### Short exercise:
Omit the pictures, then reproduce every remaining record exactly.
** Start Material shown **
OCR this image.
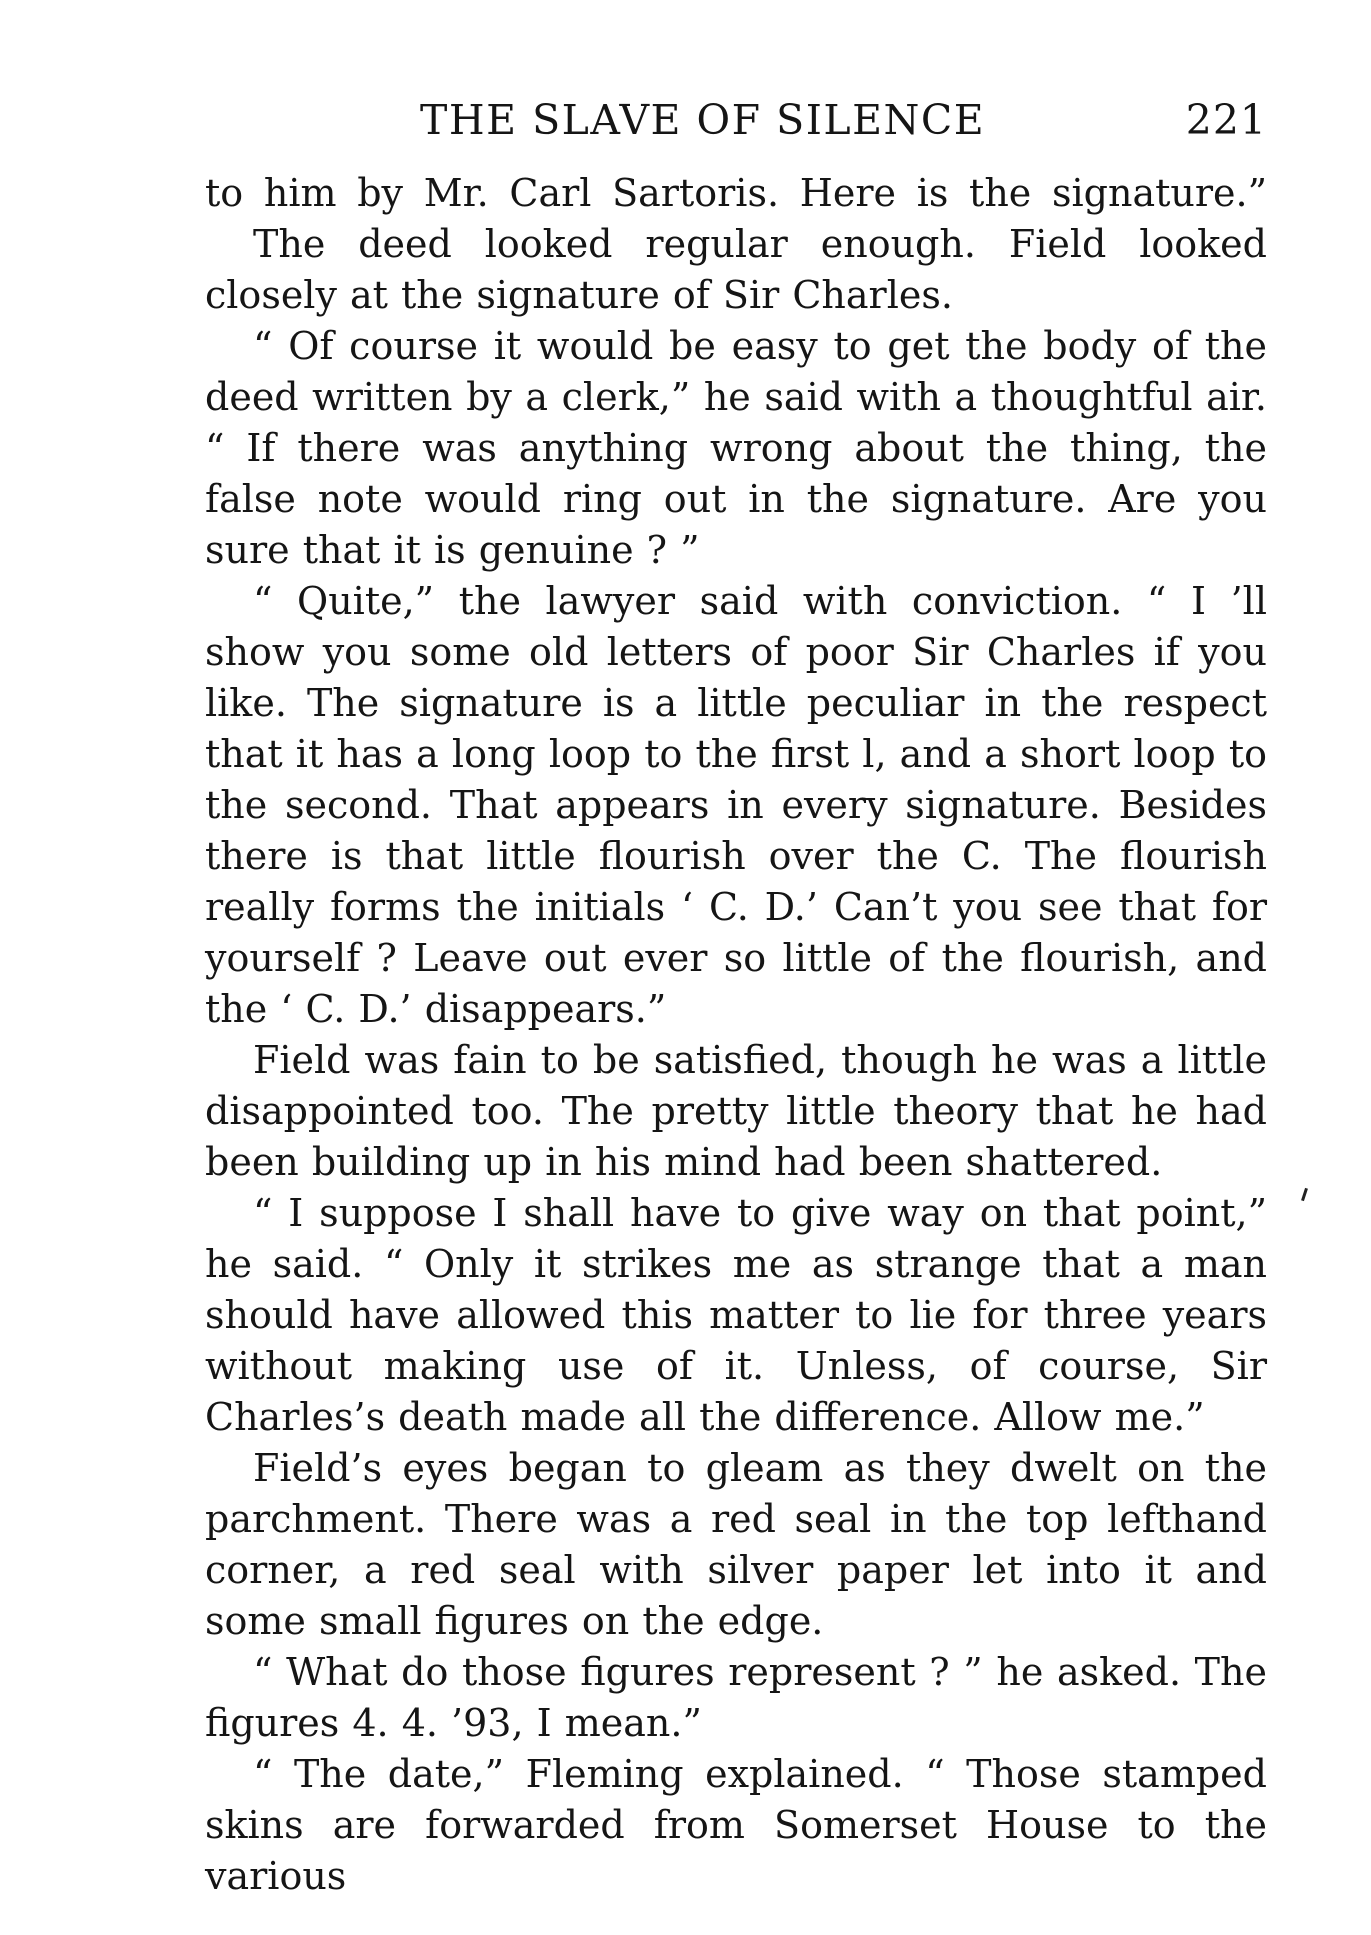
THE SLAVE OF SILENCE	221

to him by Mr. Carl Sartoris. Here is the signature.”

The deed looked regular enough. Field looked closely at the signature of Sir Charles.

“ Of course it would be easy to get the body of the deed written by a clerk,” he said with a thoughtful air. “ If there was anything wrong about the thing, the false note would ring out in the signature. Are you sure that it is genuine ? ”

“ Quite,” the lawyer said with conviction. “ I ’ll show you some old letters of poor Sir Charles if you like. The signature is a little peculiar in the respect that it has a long loop to the first l, and a short loop to the second. That appears in every signature. Besides there is that little flourish over the C. The flourish really forms the initials ‘ C. D.’ Can’t you see that for yourself ? Leave out ever so little of the flourish, and the ‘ C. D.’ disappears.”

Field was fain to be satisfied, though he was a little disappointed too. The pretty little theory that he had been building up in his mind had been shattered.

“ I suppose I shall have to give way on that point,” he said. “ Only it strikes me as strange that a man should have allowed this matter to lie for three years without making use of it. Unless, of course, Sir Charles’s death made all the difference. Allow me.”

Field’s eyes began to gleam as they dwelt on the parchment. There was a red seal in the top lefthand corner, a red seal with silver paper let into it and some small figures on the edge.

“ What do those figures represent ? ” he asked. The figures 4. 4. ’93, I mean.”

“ The date,” Fleming explained. “ Those stamped skins are forwarded from Somerset House to the various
** End Material shown **
### Answer to the exercise:
OCR this image.
THE SLAVE OF SILENCE	221

to him by Mr. Carl Sartoris. Here is the signature.”

The deed looked regular enough. Field looked closely at the signature of Sir Charles.

“ Of course it would be easy to get the body of the deed written by a clerk,” he said with a thoughtful air. “ If there was anything wrong about the thing, the false note would ring out in the signature. Are you sure that it is genuine ? ”

“ Quite,” the lawyer said with conviction. “ I ’ll show you some old letters of poor Sir Charles if you like. The signature is a little peculiar in the respect that it has a long loop to the first l, and a short loop to the second. That appears in every signature. Besides there is that little flourish over the C. The flourish really forms the initials ‘ C. D.’ Can’t you see that for yourself ? Leave out ever so little of the flourish, and the ‘ C. D.’ disappears.”

Field was fain to be satisfied, though he was a little disappointed too. The pretty little theory that he had been building up in his mind had been shattered.

“ I suppose I shall have to give way on that point,” he said. “ Only it strikes me as strange that a man should have allowed this matter to lie for three years without making use of it. Unless, of course, Sir Charles’s death made all the difference. Allow me.”

Field’s eyes began to gleam as they dwelt on the parchment. There was a red seal in the top lefthand corner, a red seal with silver paper let into it and some small figures on the edge.

“ What do those figures represent ? ” he asked. The figures 4. 4. ’93, I mean.”

“ The date,” Fleming explained. “ Those stamped skins are forwarded from Somerset House to the various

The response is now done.